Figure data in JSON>
──────
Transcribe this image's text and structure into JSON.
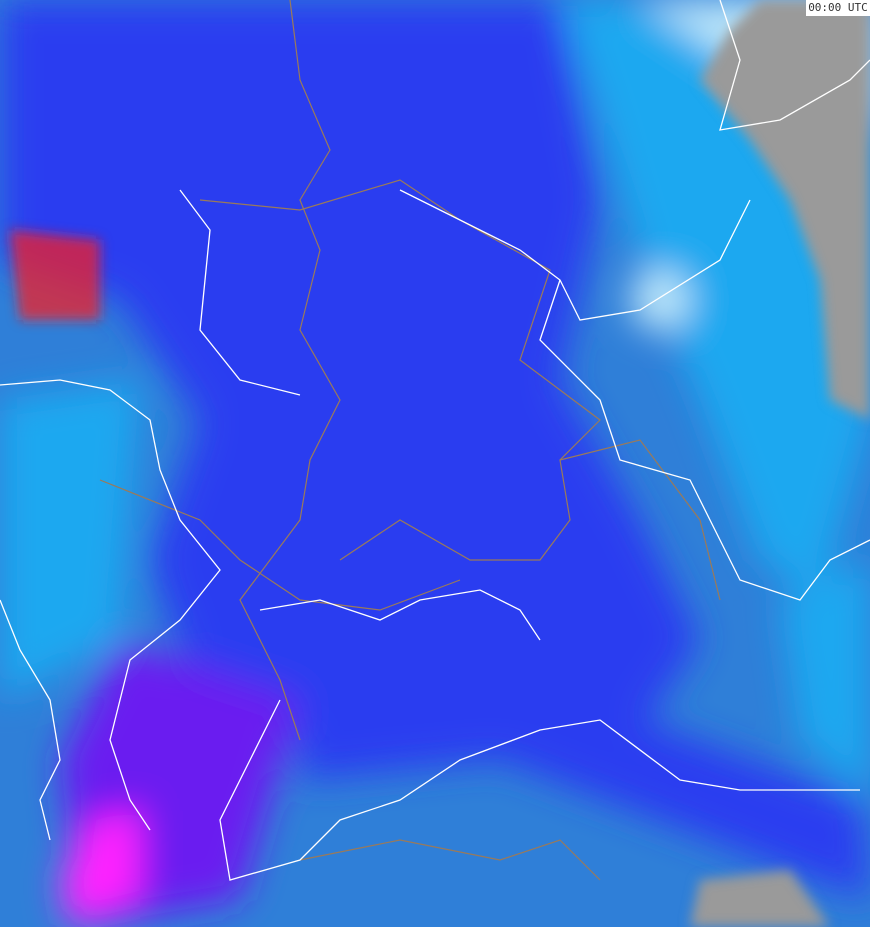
{
  "map": {
    "type": "weather-radar-composite",
    "timestamp_label": "00:00 UTC",
    "colors": {
      "base": "#2f7fd8",
      "light": "#1ea8f0",
      "pale": "#bfe8fa",
      "strong": "#2a3cf0",
      "violet": "#6a1cf0",
      "magenta": "#ff20ff",
      "red": "#ff2020",
      "no_data": "#9a9a9a",
      "borders": "#ffffff",
      "regions": "#9a7a5a"
    }
  }
}
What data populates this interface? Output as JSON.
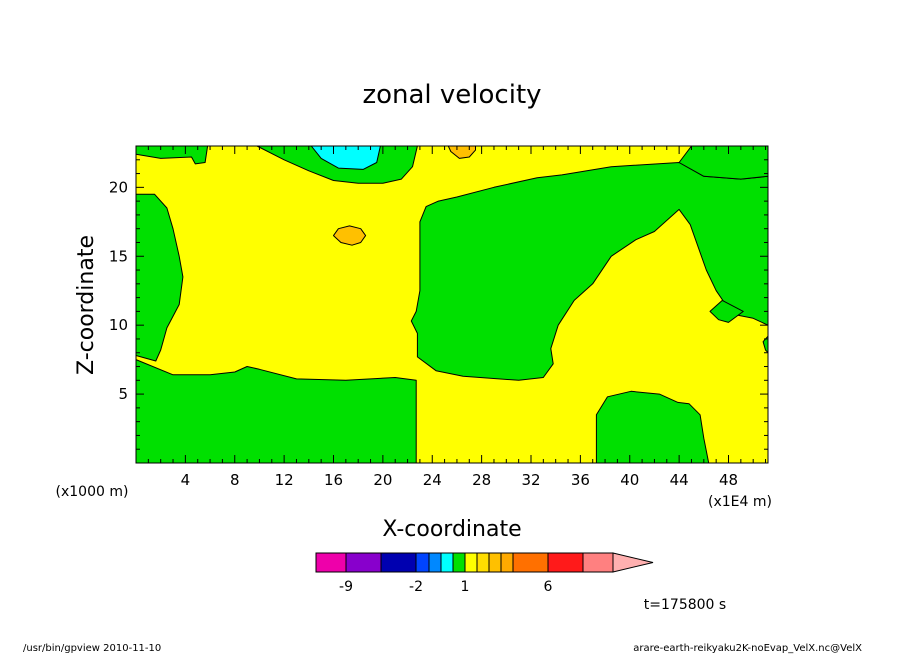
{
  "chart_data": {
    "type": "heatmap",
    "title": "zonal velocity",
    "xlabel": "X-coordinate",
    "ylabel": "Z-coordinate",
    "x_units": "(x1E4 m)",
    "y_units": "(x1000 m)",
    "x_ticks": [
      4,
      8,
      12,
      16,
      20,
      24,
      28,
      32,
      36,
      40,
      44,
      48
    ],
    "y_ticks": [
      5,
      10,
      15,
      20
    ],
    "xlim": [
      0,
      51.2
    ],
    "ylim": [
      0,
      23
    ],
    "background_level": "yellow",
    "regions": [
      {
        "color": "#00e000",
        "points": [
          [
            0,
            0
          ],
          [
            0,
            7.5
          ],
          [
            3,
            6.4
          ],
          [
            6,
            6.4
          ],
          [
            8,
            6.6
          ],
          [
            9,
            7.0
          ],
          [
            10,
            6.8
          ],
          [
            13,
            6.1
          ],
          [
            17,
            6.0
          ],
          [
            21,
            6.2
          ],
          [
            22.7,
            6.0
          ],
          [
            22.7,
            0
          ]
        ]
      },
      {
        "color": "#00e000",
        "points": [
          [
            0,
            19.5
          ],
          [
            1.5,
            19.5
          ],
          [
            2.5,
            18.5
          ],
          [
            3,
            17
          ],
          [
            3.5,
            15
          ],
          [
            3.8,
            13.5
          ],
          [
            3.5,
            11.5
          ],
          [
            2.5,
            9.8
          ],
          [
            2.0,
            8.2
          ],
          [
            1.6,
            7.4
          ],
          [
            0,
            7.8
          ]
        ]
      },
      {
        "color": "#00e000",
        "points": [
          [
            0,
            23
          ],
          [
            0,
            22.4
          ],
          [
            2,
            22.1
          ],
          [
            4.5,
            22.2
          ],
          [
            4.8,
            21.7
          ],
          [
            5.6,
            21.8
          ],
          [
            5.8,
            23
          ]
        ]
      },
      {
        "color": "#00e000",
        "points": [
          [
            9.8,
            23
          ],
          [
            12,
            22
          ],
          [
            14,
            21.2
          ],
          [
            16,
            20.5
          ],
          [
            18,
            20.3
          ],
          [
            20,
            20.3
          ],
          [
            21.5,
            20.6
          ],
          [
            22.4,
            21.5
          ],
          [
            22.8,
            23
          ]
        ]
      },
      {
        "color": "#00e000",
        "points": [
          [
            22.7,
            11
          ],
          [
            22.3,
            10.3
          ],
          [
            22.8,
            9.4
          ],
          [
            22.8,
            7.7
          ],
          [
            24.3,
            6.7
          ],
          [
            26.5,
            6.3
          ],
          [
            31,
            6.0
          ],
          [
            33,
            6.2
          ],
          [
            33.8,
            7.2
          ],
          [
            33.6,
            8.3
          ],
          [
            34.2,
            10
          ],
          [
            35.5,
            11.8
          ],
          [
            37,
            13
          ],
          [
            38.5,
            15
          ],
          [
            40.5,
            16.2
          ],
          [
            42,
            16.8
          ],
          [
            44,
            18.4
          ],
          [
            44.9,
            17.3
          ],
          [
            46.2,
            14
          ],
          [
            47,
            12.5
          ],
          [
            48.3,
            10.8
          ],
          [
            50,
            10.5
          ],
          [
            51.2,
            10
          ],
          [
            51.2,
            20.8
          ],
          [
            49,
            20.6
          ],
          [
            46,
            20.8
          ],
          [
            44,
            21.8
          ],
          [
            38.5,
            21.5
          ],
          [
            34.5,
            20.9
          ],
          [
            32.5,
            20.7
          ],
          [
            29,
            20.0
          ],
          [
            26,
            19.3
          ],
          [
            24.5,
            19.0
          ],
          [
            23.5,
            18.6
          ],
          [
            23.0,
            17.5
          ],
          [
            23.0,
            12.5
          ]
        ]
      },
      {
        "color": "#00e000",
        "points": [
          [
            51.2,
            23
          ],
          [
            51.2,
            20.8
          ],
          [
            49,
            20.6
          ],
          [
            46,
            20.8
          ],
          [
            44,
            21.8
          ],
          [
            45,
            23
          ]
        ]
      },
      {
        "color": "#00e000",
        "points": [
          [
            46.5,
            11
          ],
          [
            47.5,
            11.8
          ],
          [
            49.2,
            11.0
          ],
          [
            48.0,
            10.2
          ],
          [
            47.2,
            10.4
          ]
        ]
      },
      {
        "color": "#00e000",
        "points": [
          [
            51.2,
            9.2
          ],
          [
            50.8,
            8.8
          ],
          [
            51.0,
            8.2
          ],
          [
            51.2,
            8.0
          ]
        ]
      },
      {
        "color": "#00e000",
        "points": [
          [
            37.3,
            0
          ],
          [
            37.3,
            3.5
          ],
          [
            38.2,
            4.8
          ],
          [
            40.1,
            5.2
          ],
          [
            42.4,
            5.0
          ],
          [
            43.9,
            4.4
          ],
          [
            44.8,
            4.3
          ],
          [
            45.7,
            3.5
          ],
          [
            46.0,
            1.8
          ],
          [
            46.4,
            0
          ]
        ]
      },
      {
        "color": "#00ffff",
        "points": [
          [
            14.2,
            23
          ],
          [
            15,
            22.1
          ],
          [
            16.4,
            21.4
          ],
          [
            18.4,
            21.3
          ],
          [
            19.5,
            21.8
          ],
          [
            19.8,
            23
          ]
        ]
      },
      {
        "color": "#ffc000",
        "points": [
          [
            25.3,
            23
          ],
          [
            25.5,
            22.6
          ],
          [
            26.2,
            22.1
          ],
          [
            27.0,
            22.2
          ],
          [
            27.5,
            22.7
          ],
          [
            27.5,
            23
          ]
        ]
      },
      {
        "color": "#ffc000",
        "points": [
          [
            16,
            16.5
          ],
          [
            16.6,
            16.0
          ],
          [
            17.5,
            15.8
          ],
          [
            18.2,
            16.0
          ],
          [
            18.6,
            16.5
          ],
          [
            18.2,
            17.0
          ],
          [
            17.3,
            17.2
          ],
          [
            16.4,
            17.0
          ]
        ]
      }
    ],
    "colorbar": {
      "colors": [
        "#ee00aa",
        "#8800cc",
        "#0000b0",
        "#0044ff",
        "#0088ff",
        "#00ffff",
        "#00e000",
        "#ffff00",
        "#ffdd00",
        "#ffc000",
        "#ffaa00",
        "#ff7000",
        "#ff1a1a",
        "#ff8080",
        "#ffb0b0"
      ],
      "labels": [
        {
          "text": "-9",
          "boundary": 1
        },
        {
          "text": "-2",
          "boundary": 3
        },
        {
          "text": "1",
          "boundary": 7
        },
        {
          "text": "6",
          "boundary": 12
        }
      ]
    },
    "annotations": {
      "time": "t=175800 s",
      "footer_left": "/usr/bin/gpview   2010-11-10",
      "footer_right": "arare-earth-reikyaku2K-noEvap_VelX.nc@VelX"
    }
  }
}
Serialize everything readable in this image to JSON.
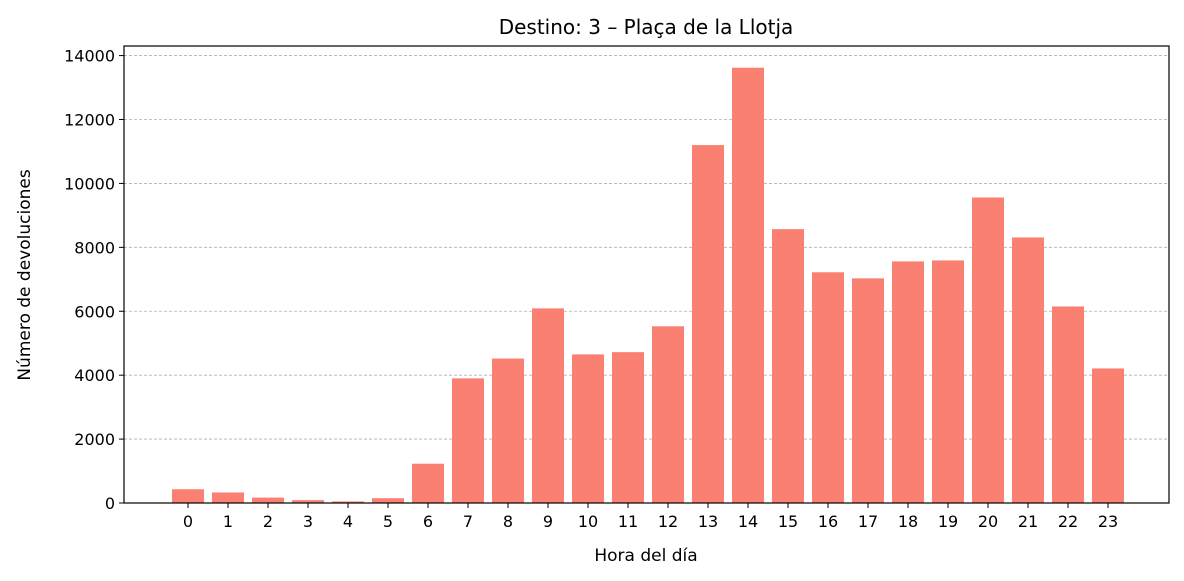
{
  "chart_data": {
    "type": "bar",
    "title": "Destino: 3 – Plaça de la Llotja",
    "xlabel": "Hora del día",
    "ylabel": "Número de devoluciones",
    "categories": [
      "0",
      "1",
      "2",
      "3",
      "4",
      "5",
      "6",
      "7",
      "8",
      "9",
      "10",
      "11",
      "12",
      "13",
      "14",
      "15",
      "16",
      "17",
      "18",
      "19",
      "20",
      "21",
      "22",
      "23"
    ],
    "values": [
      430,
      330,
      170,
      90,
      50,
      150,
      1230,
      3900,
      4520,
      6090,
      4650,
      4720,
      5530,
      11200,
      13620,
      8570,
      7220,
      7030,
      7560,
      7590,
      9560,
      8310,
      6150,
      4210
    ],
    "yticks": [
      0,
      2000,
      4000,
      6000,
      8000,
      10000,
      12000,
      14000
    ],
    "ylim": [
      0,
      14300
    ],
    "grid": "y",
    "bar_color": "#fa8072"
  }
}
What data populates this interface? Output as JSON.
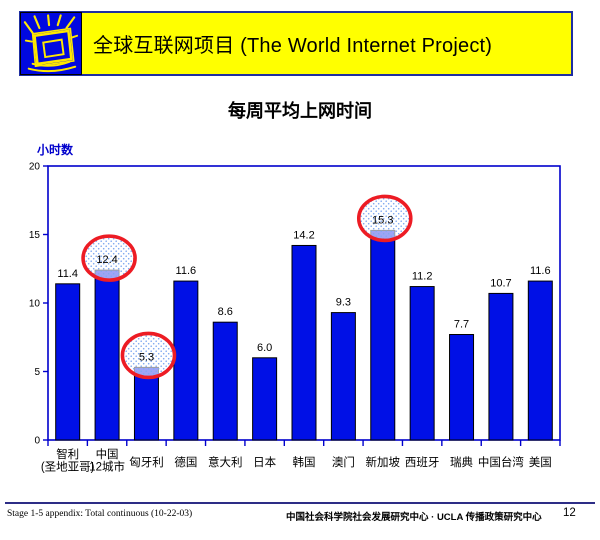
{
  "header": {
    "title": "全球互联网项目 (The World Internet Project)",
    "banner_color": "#FFFF00",
    "banner_border_color": "#1F2FA0",
    "logo_color": "#0008E0",
    "logo_icon": "sketched-monitor-with-rays"
  },
  "chart": {
    "title": "每周平均上网时间"
  },
  "chart_data": {
    "type": "bar",
    "title": "每周平均上网时间",
    "xlabel": "",
    "ylabel": "小时数",
    "categories": [
      "智利\n(圣地亚哥)",
      "中国\n12城市",
      "匈牙利",
      "德国",
      "意大利",
      "日本",
      "韩国",
      "澳门",
      "新加坡",
      "西班牙",
      "瑞典",
      "中国台湾",
      "美国"
    ],
    "values": [
      11.4,
      12.4,
      5.3,
      11.6,
      8.6,
      6.0,
      14.2,
      9.3,
      15.3,
      11.2,
      7.7,
      10.7,
      11.6
    ],
    "data_labels": [
      "11.4",
      "12.4",
      "5.3",
      "11.6",
      "8.6",
      "6.0",
      "14.2",
      "9.3",
      "15.3",
      "11.2",
      "7.7",
      "10.7",
      "11.6"
    ],
    "highlighted_indices": [
      1,
      2,
      8
    ],
    "ylim": [
      0,
      20
    ],
    "yticks": [
      0,
      5,
      10,
      15,
      20
    ],
    "grid": false,
    "legend": false,
    "bar_color": "#0010E6",
    "bar_border_color": "#000000",
    "axis_color": "#0000CC",
    "highlight_circle_color": "#ED1C24",
    "label_color": "#000000"
  },
  "footer": {
    "left_text": "Stage 1-5 appendix: Total continuous (10-22-03)",
    "center_text": "中国社会科学院社会发展研究中心 · UCLA 传播政策研究中心",
    "page_number": "12",
    "line_color": "#2D2D86"
  }
}
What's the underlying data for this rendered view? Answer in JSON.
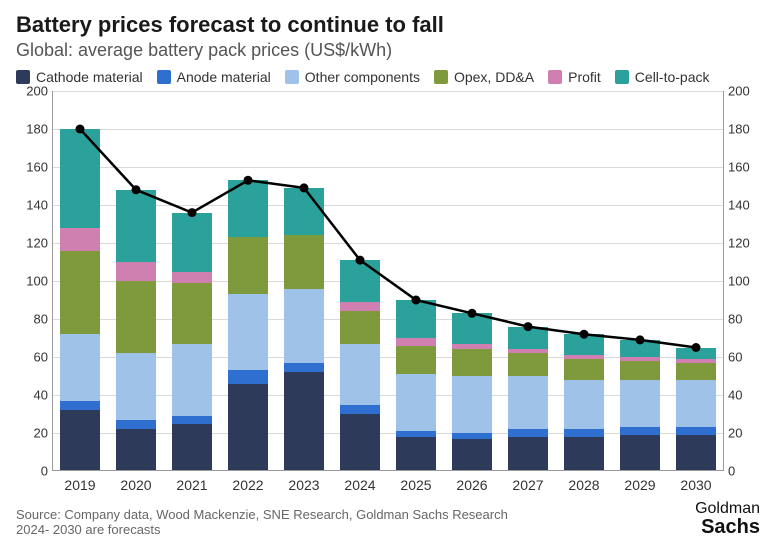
{
  "title": "Battery prices forecast to continue to fall",
  "subtitle": "Global: average battery pack prices (US$/kWh)",
  "background_color": "#ffffff",
  "grid_color": "#d9d9d9",
  "axis_color": "#9a9a9a",
  "text_color": "#333333",
  "title_fontsize": 22,
  "subtitle_fontsize": 18,
  "label_fontsize": 14,
  "tick_fontsize": 13,
  "series": [
    {
      "key": "cathode",
      "label": "Cathode material",
      "color": "#2e3a59"
    },
    {
      "key": "anode",
      "label": "Anode material",
      "color": "#2f6fd0"
    },
    {
      "key": "other",
      "label": "Other components",
      "color": "#9fc2e8"
    },
    {
      "key": "opex",
      "label": "Opex, DD&A",
      "color": "#7f9a3d"
    },
    {
      "key": "profit",
      "label": "Profit",
      "color": "#cf7fb0"
    },
    {
      "key": "celltopack",
      "label": "Cell-to-pack",
      "color": "#2aa19a"
    }
  ],
  "categories": [
    "2019",
    "2020",
    "2021",
    "2022",
    "2023",
    "2024",
    "2025",
    "2026",
    "2027",
    "2028",
    "2029",
    "2030"
  ],
  "data": {
    "cathode": [
      32,
      22,
      25,
      46,
      52,
      30,
      18,
      17,
      18,
      18,
      19,
      19
    ],
    "anode": [
      5,
      5,
      4,
      7,
      5,
      5,
      3,
      3,
      4,
      4,
      4,
      4
    ],
    "other": [
      35,
      35,
      38,
      40,
      39,
      32,
      30,
      30,
      28,
      26,
      25,
      25
    ],
    "opex": [
      44,
      38,
      32,
      30,
      28,
      17,
      15,
      14,
      12,
      11,
      10,
      9
    ],
    "profit": [
      12,
      10,
      6,
      0,
      0,
      5,
      4,
      3,
      2,
      2,
      2,
      2
    ],
    "celltopack": [
      52,
      38,
      31,
      30,
      25,
      22,
      20,
      16,
      12,
      11,
      9,
      6
    ]
  },
  "totals": [
    180,
    148,
    136,
    153,
    149,
    111,
    90,
    83,
    76,
    72,
    69,
    65
  ],
  "line": {
    "color": "#000000",
    "width": 2.5,
    "marker_radius": 4.5,
    "marker_fill": "#000000"
  },
  "yaxis": {
    "min": 0,
    "max": 200,
    "step": 20
  },
  "bar_width": 0.72,
  "source_line1": "Source: Company data, Wood Mackenzie, SNE Research, Goldman Sachs Research",
  "source_line2": "2024- 2030 are forecasts",
  "logo_top": "Goldman",
  "logo_bottom": "Sachs"
}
──────
SET EXERCISE>
Report all lines of the data that include the word "coordinate".

PROBLEM SOLUTION>
    "xlabel": "X-coordinate",
    "ylabel": "Z-coordinate",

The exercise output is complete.